> _To be done_: Count every line in the entries that follow where the word "quarters" appears, then state only the total.

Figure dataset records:
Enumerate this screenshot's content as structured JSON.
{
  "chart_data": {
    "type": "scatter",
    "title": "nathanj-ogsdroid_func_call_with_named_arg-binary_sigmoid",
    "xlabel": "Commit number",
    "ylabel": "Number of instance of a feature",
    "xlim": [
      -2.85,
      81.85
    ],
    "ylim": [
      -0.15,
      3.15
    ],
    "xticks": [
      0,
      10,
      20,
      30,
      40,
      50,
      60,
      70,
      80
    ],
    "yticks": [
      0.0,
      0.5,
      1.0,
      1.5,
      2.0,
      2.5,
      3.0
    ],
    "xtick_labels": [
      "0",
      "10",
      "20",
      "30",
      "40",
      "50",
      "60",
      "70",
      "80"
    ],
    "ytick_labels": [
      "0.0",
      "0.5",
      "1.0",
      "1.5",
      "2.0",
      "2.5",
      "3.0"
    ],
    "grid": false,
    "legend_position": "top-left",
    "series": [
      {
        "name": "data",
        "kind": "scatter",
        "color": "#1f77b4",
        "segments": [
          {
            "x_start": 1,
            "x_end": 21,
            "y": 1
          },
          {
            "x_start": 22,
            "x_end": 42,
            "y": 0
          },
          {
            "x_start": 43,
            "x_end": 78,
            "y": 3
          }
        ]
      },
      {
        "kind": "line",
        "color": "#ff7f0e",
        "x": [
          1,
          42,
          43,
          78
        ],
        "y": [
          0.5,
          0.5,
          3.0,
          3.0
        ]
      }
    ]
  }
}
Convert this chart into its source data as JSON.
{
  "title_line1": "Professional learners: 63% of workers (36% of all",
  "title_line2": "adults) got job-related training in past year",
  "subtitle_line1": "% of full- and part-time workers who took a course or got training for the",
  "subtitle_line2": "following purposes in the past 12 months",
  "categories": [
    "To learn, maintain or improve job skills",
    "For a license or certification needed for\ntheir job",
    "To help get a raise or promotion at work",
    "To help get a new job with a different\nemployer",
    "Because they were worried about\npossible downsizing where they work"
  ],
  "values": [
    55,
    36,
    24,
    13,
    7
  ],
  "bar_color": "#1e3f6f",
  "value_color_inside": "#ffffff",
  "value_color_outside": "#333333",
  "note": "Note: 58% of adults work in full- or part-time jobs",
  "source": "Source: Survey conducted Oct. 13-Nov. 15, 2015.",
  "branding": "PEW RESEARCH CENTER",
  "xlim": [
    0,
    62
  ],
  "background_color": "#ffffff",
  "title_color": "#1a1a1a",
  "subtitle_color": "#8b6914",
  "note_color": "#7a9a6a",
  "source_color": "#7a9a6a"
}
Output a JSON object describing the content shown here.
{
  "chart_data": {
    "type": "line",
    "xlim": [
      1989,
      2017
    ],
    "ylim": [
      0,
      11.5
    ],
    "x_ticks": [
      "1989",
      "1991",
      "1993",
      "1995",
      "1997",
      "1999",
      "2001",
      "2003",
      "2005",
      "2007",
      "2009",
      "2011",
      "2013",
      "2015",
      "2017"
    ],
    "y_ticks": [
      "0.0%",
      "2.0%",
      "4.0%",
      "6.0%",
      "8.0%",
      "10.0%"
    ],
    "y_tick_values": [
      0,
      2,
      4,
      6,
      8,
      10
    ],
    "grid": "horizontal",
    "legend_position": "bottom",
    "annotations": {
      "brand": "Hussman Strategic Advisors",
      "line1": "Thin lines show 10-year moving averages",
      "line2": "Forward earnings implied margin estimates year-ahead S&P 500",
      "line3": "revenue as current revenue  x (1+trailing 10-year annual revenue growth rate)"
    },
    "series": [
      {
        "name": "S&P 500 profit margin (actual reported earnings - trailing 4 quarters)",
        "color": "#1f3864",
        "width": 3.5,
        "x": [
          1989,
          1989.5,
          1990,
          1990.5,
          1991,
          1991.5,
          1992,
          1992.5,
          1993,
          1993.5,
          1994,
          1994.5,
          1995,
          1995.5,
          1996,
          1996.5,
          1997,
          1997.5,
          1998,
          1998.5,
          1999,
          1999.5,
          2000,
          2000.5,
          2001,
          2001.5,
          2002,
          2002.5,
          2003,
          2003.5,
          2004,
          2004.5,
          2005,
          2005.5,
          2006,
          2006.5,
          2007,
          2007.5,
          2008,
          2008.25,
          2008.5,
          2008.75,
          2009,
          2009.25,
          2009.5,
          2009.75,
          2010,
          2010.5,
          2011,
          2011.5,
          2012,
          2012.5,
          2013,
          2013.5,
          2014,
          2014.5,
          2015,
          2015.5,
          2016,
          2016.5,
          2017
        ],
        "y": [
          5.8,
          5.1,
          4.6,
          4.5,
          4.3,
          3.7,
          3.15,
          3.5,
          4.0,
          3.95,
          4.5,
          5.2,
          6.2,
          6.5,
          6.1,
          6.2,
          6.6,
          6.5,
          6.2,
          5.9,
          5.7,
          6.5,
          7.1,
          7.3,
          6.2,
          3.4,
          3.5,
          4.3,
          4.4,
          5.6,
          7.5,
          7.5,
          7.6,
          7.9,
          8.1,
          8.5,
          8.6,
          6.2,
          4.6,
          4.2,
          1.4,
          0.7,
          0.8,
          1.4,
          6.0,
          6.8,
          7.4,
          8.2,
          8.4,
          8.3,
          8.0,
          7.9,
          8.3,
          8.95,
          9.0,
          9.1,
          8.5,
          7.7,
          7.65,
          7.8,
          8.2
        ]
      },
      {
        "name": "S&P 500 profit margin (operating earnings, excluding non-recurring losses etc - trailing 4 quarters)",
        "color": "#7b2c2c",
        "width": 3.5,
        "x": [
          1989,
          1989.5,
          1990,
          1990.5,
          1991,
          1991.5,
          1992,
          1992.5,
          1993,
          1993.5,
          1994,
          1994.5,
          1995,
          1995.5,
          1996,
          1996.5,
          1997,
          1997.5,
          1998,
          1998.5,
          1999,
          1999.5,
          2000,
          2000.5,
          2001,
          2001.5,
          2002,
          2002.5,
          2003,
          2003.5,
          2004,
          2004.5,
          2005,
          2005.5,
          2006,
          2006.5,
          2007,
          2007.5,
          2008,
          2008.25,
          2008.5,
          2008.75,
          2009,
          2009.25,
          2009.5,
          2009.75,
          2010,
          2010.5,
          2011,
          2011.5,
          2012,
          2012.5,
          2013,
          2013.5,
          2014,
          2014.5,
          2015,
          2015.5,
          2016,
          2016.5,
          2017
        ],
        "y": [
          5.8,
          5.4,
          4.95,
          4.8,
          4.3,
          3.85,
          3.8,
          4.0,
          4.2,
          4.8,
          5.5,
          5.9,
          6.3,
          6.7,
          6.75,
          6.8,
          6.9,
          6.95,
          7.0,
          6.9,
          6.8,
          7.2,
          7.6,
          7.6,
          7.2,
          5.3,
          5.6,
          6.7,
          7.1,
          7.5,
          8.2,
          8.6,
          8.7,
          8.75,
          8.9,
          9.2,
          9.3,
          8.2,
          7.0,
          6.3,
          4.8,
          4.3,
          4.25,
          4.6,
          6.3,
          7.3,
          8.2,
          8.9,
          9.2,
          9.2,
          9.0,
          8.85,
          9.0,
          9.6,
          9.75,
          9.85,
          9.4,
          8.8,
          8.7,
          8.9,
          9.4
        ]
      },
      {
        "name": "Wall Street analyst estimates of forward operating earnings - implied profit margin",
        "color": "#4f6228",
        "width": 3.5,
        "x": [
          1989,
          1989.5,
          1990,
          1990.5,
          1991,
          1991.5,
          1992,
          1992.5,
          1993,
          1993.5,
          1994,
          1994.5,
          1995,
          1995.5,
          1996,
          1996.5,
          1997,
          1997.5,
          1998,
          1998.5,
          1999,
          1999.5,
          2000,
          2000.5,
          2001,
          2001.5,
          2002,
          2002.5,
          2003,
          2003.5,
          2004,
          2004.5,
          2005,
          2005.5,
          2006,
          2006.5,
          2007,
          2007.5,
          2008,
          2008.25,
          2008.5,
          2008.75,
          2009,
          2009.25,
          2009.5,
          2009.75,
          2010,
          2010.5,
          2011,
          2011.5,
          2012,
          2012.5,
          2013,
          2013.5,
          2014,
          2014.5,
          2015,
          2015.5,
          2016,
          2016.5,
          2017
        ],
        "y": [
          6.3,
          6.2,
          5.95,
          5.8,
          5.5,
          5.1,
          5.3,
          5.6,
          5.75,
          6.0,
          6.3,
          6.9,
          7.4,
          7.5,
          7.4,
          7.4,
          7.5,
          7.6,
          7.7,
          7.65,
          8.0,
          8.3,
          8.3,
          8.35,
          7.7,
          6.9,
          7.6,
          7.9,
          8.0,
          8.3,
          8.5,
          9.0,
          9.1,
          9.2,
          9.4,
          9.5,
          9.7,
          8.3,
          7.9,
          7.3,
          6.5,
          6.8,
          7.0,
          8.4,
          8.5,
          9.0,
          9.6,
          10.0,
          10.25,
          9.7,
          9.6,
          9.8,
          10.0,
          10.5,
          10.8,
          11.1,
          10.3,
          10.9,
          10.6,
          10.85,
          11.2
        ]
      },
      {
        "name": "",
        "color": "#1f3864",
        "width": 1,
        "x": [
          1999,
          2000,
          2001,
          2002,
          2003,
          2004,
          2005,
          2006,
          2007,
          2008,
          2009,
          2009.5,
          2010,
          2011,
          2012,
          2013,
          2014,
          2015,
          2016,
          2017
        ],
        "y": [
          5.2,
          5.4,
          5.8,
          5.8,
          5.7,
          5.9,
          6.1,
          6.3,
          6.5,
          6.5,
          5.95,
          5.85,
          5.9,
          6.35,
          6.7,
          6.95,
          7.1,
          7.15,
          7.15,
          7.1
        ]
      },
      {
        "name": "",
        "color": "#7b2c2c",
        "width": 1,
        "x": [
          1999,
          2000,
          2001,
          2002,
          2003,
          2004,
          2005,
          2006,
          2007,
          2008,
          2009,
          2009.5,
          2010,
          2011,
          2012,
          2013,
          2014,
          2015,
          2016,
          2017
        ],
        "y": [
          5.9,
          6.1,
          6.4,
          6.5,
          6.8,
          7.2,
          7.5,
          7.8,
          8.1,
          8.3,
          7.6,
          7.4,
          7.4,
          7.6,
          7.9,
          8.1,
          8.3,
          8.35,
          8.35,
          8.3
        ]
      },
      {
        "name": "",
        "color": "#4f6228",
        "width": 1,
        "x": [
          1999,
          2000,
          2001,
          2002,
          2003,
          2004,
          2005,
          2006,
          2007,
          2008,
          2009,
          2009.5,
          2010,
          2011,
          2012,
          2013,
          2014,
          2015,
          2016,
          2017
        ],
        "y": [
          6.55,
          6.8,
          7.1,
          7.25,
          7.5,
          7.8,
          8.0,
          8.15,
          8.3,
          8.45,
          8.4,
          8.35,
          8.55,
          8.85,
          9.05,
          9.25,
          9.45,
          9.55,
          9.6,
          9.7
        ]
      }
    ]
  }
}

> _Right answer_: 2